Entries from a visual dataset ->
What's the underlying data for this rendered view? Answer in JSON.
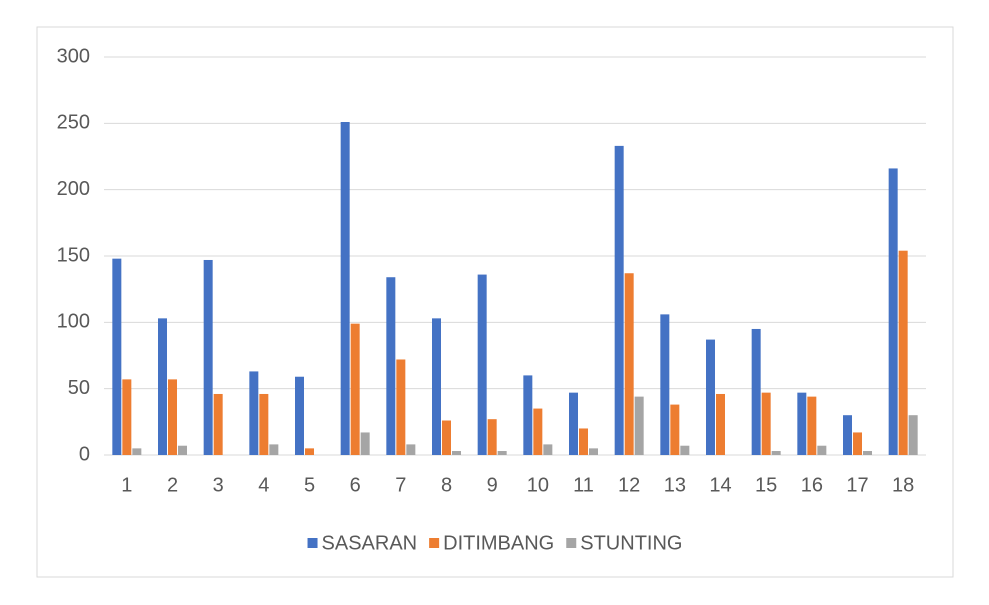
{
  "chart_data": {
    "type": "bar",
    "categories": [
      "1",
      "2",
      "3",
      "4",
      "5",
      "6",
      "7",
      "8",
      "9",
      "10",
      "11",
      "12",
      "13",
      "14",
      "15",
      "16",
      "17",
      "18"
    ],
    "series": [
      {
        "name": "SASARAN",
        "color": "#4472c4",
        "values": [
          148,
          103,
          147,
          63,
          59,
          251,
          134,
          103,
          136,
          60,
          47,
          233,
          106,
          87,
          95,
          47,
          30,
          216
        ]
      },
      {
        "name": "DITIMBANG",
        "color": "#ed7d31",
        "values": [
          57,
          57,
          46,
          46,
          5,
          99,
          72,
          26,
          27,
          35,
          20,
          137,
          38,
          46,
          47,
          44,
          17,
          154
        ]
      },
      {
        "name": "STUNTING",
        "color": "#a5a5a5",
        "values": [
          5,
          7,
          0,
          8,
          0,
          17,
          8,
          3,
          3,
          8,
          5,
          44,
          7,
          0,
          3,
          7,
          3,
          30
        ]
      }
    ],
    "ylim": [
      0,
      300
    ],
    "yticks": [
      0,
      50,
      100,
      150,
      200,
      250,
      300
    ],
    "grid": true,
    "legend": "bottom"
  }
}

Required work -> Using the listing above, pull out all lines that hold the word "color".

Solution for this exercise ->
        "color": "#4472c4",
        "color": "#ed7d31",
        "color": "#a5a5a5",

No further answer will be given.